Short problem = From the entries below, gather each line containing the word "number".

Data excerpts =
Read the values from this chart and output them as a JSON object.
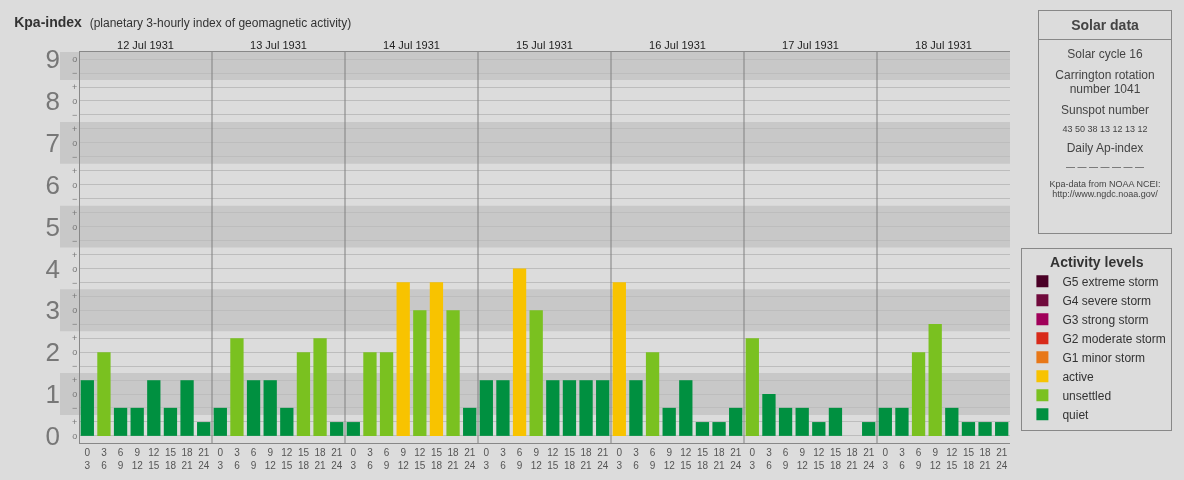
{
  "chart_data": [
    {
      "type": "bar",
      "title": "Kpa-index",
      "subtitle": "(planetary 3-hourly index of geomagnetic activity)",
      "x": [
        "1931-07-12T01:30",
        "1931-07-12T04:30",
        "1931-07-12T07:30",
        "1931-07-12T10:30",
        "1931-07-12T13:30",
        "1931-07-12T16:30",
        "1931-07-12T19:30",
        "1931-07-12T22:30",
        "1931-07-13T01:30",
        "1931-07-13T04:30",
        "1931-07-13T07:30",
        "1931-07-13T10:30",
        "1931-07-13T13:30",
        "1931-07-13T16:30",
        "1931-07-13T19:30",
        "1931-07-13T22:30",
        "1931-07-14T01:30",
        "1931-07-14T04:30",
        "1931-07-14T07:30",
        "1931-07-14T10:30",
        "1931-07-14T13:30",
        "1931-07-14T16:30",
        "1931-07-14T19:30",
        "1931-07-14T22:30",
        "1931-07-15T01:30",
        "1931-07-15T04:30",
        "1931-07-15T07:30",
        "1931-07-15T10:30",
        "1931-07-15T13:30",
        "1931-07-15T16:30",
        "1931-07-15T19:30",
        "1931-07-15T22:30",
        "1931-07-16T01:30",
        "1931-07-16T04:30",
        "1931-07-16T07:30",
        "1931-07-16T10:30",
        "1931-07-16T13:30",
        "1931-07-16T16:30",
        "1931-07-16T19:30",
        "1931-07-16T22:30",
        "1931-07-17T01:30",
        "1931-07-17T04:30",
        "1931-07-17T07:30",
        "1931-07-17T10:30",
        "1931-07-17T13:30",
        "1931-07-17T16:30",
        "1931-07-17T19:30",
        "1931-07-17T22:30",
        "1931-07-18T01:30",
        "1931-07-18T04:30",
        "1931-07-18T07:30",
        "1931-07-18T10:30",
        "1931-07-18T13:30",
        "1931-07-18T16:30",
        "1931-07-18T19:30",
        "1931-07-18T22:30"
      ],
      "xlim": [
        "1931-07-12T00:00",
        "1931-07-19T00:00"
      ],
      "xticks": [
        {
          "value": "1931-07-12T01:30",
          "label": "0\n3"
        },
        {
          "value": "1931-07-12T04:30",
          "label": "3\n6"
        },
        {
          "value": "1931-07-12T07:30",
          "label": "6\n9"
        },
        {
          "value": "1931-07-12T10:30",
          "label": "9\n12"
        },
        {
          "value": "1931-07-12T13:30",
          "label": "12\n15"
        },
        {
          "value": "1931-07-12T16:30",
          "label": "15\n18"
        },
        {
          "value": "1931-07-12T19:30",
          "label": "18\n21"
        },
        {
          "value": "1931-07-12T22:30",
          "label": "21\n24"
        },
        {
          "value": "1931-07-13T01:30",
          "label": "0\n3"
        },
        {
          "value": "1931-07-13T04:30",
          "label": "3\n6"
        },
        {
          "value": "1931-07-13T07:30",
          "label": "6\n9"
        },
        {
          "value": "1931-07-13T10:30",
          "label": "9\n12"
        },
        {
          "value": "1931-07-13T13:30",
          "label": "12\n15"
        },
        {
          "value": "1931-07-13T16:30",
          "label": "15\n18"
        },
        {
          "value": "1931-07-13T19:30",
          "label": "18\n21"
        },
        {
          "value": "1931-07-13T22:30",
          "label": "21\n24"
        },
        {
          "value": "1931-07-14T01:30",
          "label": "0\n3"
        },
        {
          "value": "1931-07-14T04:30",
          "label": "3\n6"
        },
        {
          "value": "1931-07-14T07:30",
          "label": "6\n9"
        },
        {
          "value": "1931-07-14T10:30",
          "label": "9\n12"
        },
        {
          "value": "1931-07-14T13:30",
          "label": "12\n15"
        },
        {
          "value": "1931-07-14T16:30",
          "label": "15\n18"
        },
        {
          "value": "1931-07-14T19:30",
          "label": "18\n21"
        },
        {
          "value": "1931-07-14T22:30",
          "label": "21\n24"
        },
        {
          "value": "1931-07-15T01:30",
          "label": "0\n3"
        },
        {
          "value": "1931-07-15T04:30",
          "label": "3\n6"
        },
        {
          "value": "1931-07-15T07:30",
          "label": "6\n9"
        },
        {
          "value": "1931-07-15T10:30",
          "label": "9\n12"
        },
        {
          "value": "1931-07-15T13:30",
          "label": "12\n15"
        },
        {
          "value": "1931-07-15T16:30",
          "label": "15\n18"
        },
        {
          "value": "1931-07-15T19:30",
          "label": "18\n21"
        },
        {
          "value": "1931-07-15T22:30",
          "label": "21\n24"
        },
        {
          "value": "1931-07-16T01:30",
          "label": "0\n3"
        },
        {
          "value": "1931-07-16T04:30",
          "label": "3\n6"
        },
        {
          "value": "1931-07-16T07:30",
          "label": "6\n9"
        },
        {
          "value": "1931-07-16T10:30",
          "label": "9\n12"
        },
        {
          "value": "1931-07-16T13:30",
          "label": "12\n15"
        },
        {
          "value": "1931-07-16T16:30",
          "label": "15\n18"
        },
        {
          "value": "1931-07-16T19:30",
          "label": "18\n21"
        },
        {
          "value": "1931-07-16T22:30",
          "label": "21\n24"
        },
        {
          "value": "1931-07-17T01:30",
          "label": "0\n3"
        },
        {
          "value": "1931-07-17T04:30",
          "label": "3\n6"
        },
        {
          "value": "1931-07-17T07:30",
          "label": "6\n9"
        },
        {
          "value": "1931-07-17T10:30",
          "label": "9\n12"
        },
        {
          "value": "1931-07-17T13:30",
          "label": "12\n15"
        },
        {
          "value": "1931-07-17T16:30",
          "label": "15\n18"
        },
        {
          "value": "1931-07-17T19:30",
          "label": "18\n21"
        },
        {
          "value": "1931-07-17T22:30",
          "label": "21\n24"
        },
        {
          "value": "1931-07-18T01:30",
          "label": "0\n3"
        },
        {
          "value": "1931-07-18T04:30",
          "label": "3\n6"
        },
        {
          "value": "1931-07-18T07:30",
          "label": "6\n9"
        },
        {
          "value": "1931-07-18T10:30",
          "label": "9\n12"
        },
        {
          "value": "1931-07-18T13:30",
          "label": "12\n15"
        },
        {
          "value": "1931-07-18T16:30",
          "label": "15\n18"
        },
        {
          "value": "1931-07-18T19:30",
          "label": "18\n21"
        },
        {
          "value": "1931-07-18T22:30",
          "label": "21\n24"
        }
      ],
      "x2lim": [
        "1931-07-12T00:00",
        "1931-07-19T00:00"
      ],
      "x2ticks": [
        {
          "value": "1931-07-12T12:00",
          "label": "12 Jul 1931"
        },
        {
          "value": "1931-07-13T12:00",
          "label": "13 Jul 1931"
        },
        {
          "value": "1931-07-14T12:00",
          "label": "14 Jul 1931"
        },
        {
          "value": "1931-07-15T12:00",
          "label": "15 Jul 1931"
        },
        {
          "value": "1931-07-16T12:00",
          "label": "16 Jul 1931"
        },
        {
          "value": "1931-07-17T12:00",
          "label": "17 Jul 1931"
        },
        {
          "value": "1931-07-18T12:00",
          "label": "18 Jul 1931"
        }
      ],
      "ylim": [
        -0.17,
        9.17
      ],
      "yticks": [
        0,
        1,
        2,
        3,
        4,
        5,
        6,
        7,
        8,
        9
      ],
      "y2_categories": [
        "o",
        "−",
        "+",
        "o",
        "−",
        "+",
        "o",
        "−",
        "+",
        "o",
        "−",
        "+",
        "o",
        "−",
        "+",
        "o",
        "−",
        "+",
        "o",
        "−",
        "+",
        "o",
        "−",
        "+",
        "o",
        "−",
        "+",
        "o"
      ],
      "grid": "y",
      "legend": "right",
      "legend_title": "Activity levels",
      "bands": [
        {
          "axis": "y",
          "from": 0.5,
          "to": 1.5,
          "color": "#c8c8c8"
        },
        {
          "axis": "y",
          "from": 2.5,
          "to": 3.5,
          "color": "#c8c8c8"
        },
        {
          "axis": "y",
          "from": 4.5,
          "to": 5.5,
          "color": "#c8c8c8"
        },
        {
          "axis": "y",
          "from": 6.5,
          "to": 7.5,
          "color": "#c8c8c8"
        },
        {
          "axis": "y",
          "from": 8.5,
          "to": 9.17,
          "color": "#c8c8c8"
        }
      ],
      "ref_lines": [
        {
          "axis": "x",
          "value": "1931-07-13T00:00",
          "color": "#808080"
        },
        {
          "axis": "x",
          "value": "1931-07-14T00:00",
          "color": "#808080"
        },
        {
          "axis": "x",
          "value": "1931-07-15T00:00",
          "color": "#808080"
        },
        {
          "axis": "x",
          "value": "1931-07-16T00:00",
          "color": "#808080"
        },
        {
          "axis": "x",
          "value": "1931-07-17T00:00",
          "color": "#808080"
        },
        {
          "axis": "x",
          "value": "1931-07-18T00:00",
          "color": "#808080"
        }
      ],
      "series": [
        {
          "name": "G5 extreme storm",
          "color": "#4a0026",
          "values": [
            null,
            null,
            null,
            null,
            null,
            null,
            null,
            null,
            null,
            null,
            null,
            null,
            null,
            null,
            null,
            null,
            null,
            null,
            null,
            null,
            null,
            null,
            null,
            null,
            null,
            null,
            null,
            null,
            null,
            null,
            null,
            null,
            null,
            null,
            null,
            null,
            null,
            null,
            null,
            null,
            null,
            null,
            null,
            null,
            null,
            null,
            null,
            null,
            null,
            null,
            null,
            null,
            null,
            null,
            null,
            null
          ]
        },
        {
          "name": "G4 severe storm",
          "color": "#700a3c",
          "values": [
            null,
            null,
            null,
            null,
            null,
            null,
            null,
            null,
            null,
            null,
            null,
            null,
            null,
            null,
            null,
            null,
            null,
            null,
            null,
            null,
            null,
            null,
            null,
            null,
            null,
            null,
            null,
            null,
            null,
            null,
            null,
            null,
            null,
            null,
            null,
            null,
            null,
            null,
            null,
            null,
            null,
            null,
            null,
            null,
            null,
            null,
            null,
            null,
            null,
            null,
            null,
            null,
            null,
            null,
            null,
            null
          ]
        },
        {
          "name": "G3 strong storm",
          "color": "#a0005a",
          "values": [
            null,
            null,
            null,
            null,
            null,
            null,
            null,
            null,
            null,
            null,
            null,
            null,
            null,
            null,
            null,
            null,
            null,
            null,
            null,
            null,
            null,
            null,
            null,
            null,
            null,
            null,
            null,
            null,
            null,
            null,
            null,
            null,
            null,
            null,
            null,
            null,
            null,
            null,
            null,
            null,
            null,
            null,
            null,
            null,
            null,
            null,
            null,
            null,
            null,
            null,
            null,
            null,
            null,
            null,
            null,
            null
          ]
        },
        {
          "name": "G2 moderate storm",
          "color": "#d82a1a",
          "values": [
            null,
            null,
            null,
            null,
            null,
            null,
            null,
            null,
            null,
            null,
            null,
            null,
            null,
            null,
            null,
            null,
            null,
            null,
            null,
            null,
            null,
            null,
            null,
            null,
            null,
            null,
            null,
            null,
            null,
            null,
            null,
            null,
            null,
            null,
            null,
            null,
            null,
            null,
            null,
            null,
            null,
            null,
            null,
            null,
            null,
            null,
            null,
            null,
            null,
            null,
            null,
            null,
            null,
            null,
            null,
            null
          ]
        },
        {
          "name": "G1 minor storm",
          "color": "#e87818",
          "values": [
            null,
            null,
            null,
            null,
            null,
            null,
            null,
            null,
            null,
            null,
            null,
            null,
            null,
            null,
            null,
            null,
            null,
            null,
            null,
            null,
            null,
            null,
            null,
            null,
            null,
            null,
            null,
            null,
            null,
            null,
            null,
            null,
            null,
            null,
            null,
            null,
            null,
            null,
            null,
            null,
            null,
            null,
            null,
            null,
            null,
            null,
            null,
            null,
            null,
            null,
            null,
            null,
            null,
            null,
            null,
            null
          ]
        },
        {
          "name": "active",
          "color": "#f8c300",
          "values": [
            null,
            null,
            null,
            null,
            null,
            null,
            null,
            null,
            null,
            null,
            null,
            null,
            null,
            null,
            null,
            null,
            null,
            null,
            null,
            3.67,
            null,
            3.67,
            null,
            null,
            null,
            null,
            4,
            null,
            null,
            null,
            null,
            null,
            3.67,
            null,
            null,
            null,
            null,
            null,
            null,
            null,
            null,
            null,
            null,
            null,
            null,
            null,
            null,
            null,
            null,
            null,
            null,
            null,
            null,
            null,
            null,
            null
          ]
        },
        {
          "name": "unsettled",
          "color": "#7ac120",
          "values": [
            null,
            2,
            null,
            null,
            null,
            null,
            null,
            null,
            null,
            2.33,
            null,
            null,
            null,
            2,
            2.33,
            null,
            null,
            2,
            2,
            null,
            3,
            null,
            3,
            null,
            null,
            null,
            null,
            3,
            null,
            null,
            null,
            null,
            null,
            null,
            2,
            null,
            null,
            null,
            null,
            null,
            2.33,
            null,
            null,
            null,
            null,
            null,
            null,
            null,
            null,
            null,
            2,
            2.67,
            null,
            null,
            null,
            null
          ]
        },
        {
          "name": "quiet",
          "color": "#009040",
          "values": [
            1.33,
            null,
            0.67,
            0.67,
            1.33,
            0.67,
            1.33,
            0.33,
            0.67,
            null,
            1.33,
            1.33,
            0.67,
            null,
            null,
            0.33,
            0.33,
            null,
            null,
            null,
            null,
            null,
            null,
            0.67,
            1.33,
            1.33,
            null,
            null,
            1.33,
            1.33,
            1.33,
            1.33,
            null,
            1.33,
            null,
            0.67,
            1.33,
            0.33,
            0.33,
            0.67,
            null,
            1,
            0.67,
            0.67,
            0.33,
            0.67,
            0,
            0.33,
            0.67,
            0.67,
            null,
            null,
            0.67,
            0.33,
            0.33,
            0.33
          ]
        }
      ]
    },
    {
      "type": "other",
      "title": "Solar data",
      "annotations": [
        "Solar cycle 16",
        "Carrington rotation number 1041",
        "Sunspot number",
        "43   50   38   13   12   13   12",
        "Daily Ap-index",
        "—   —   —   —   —   —   —",
        "Kpa-data from NOAA NCEI: http://www.ngdc.noaa.gov/"
      ]
    }
  ]
}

Right answer =
        "Carrington rotation number 1041",
        "Sunspot number",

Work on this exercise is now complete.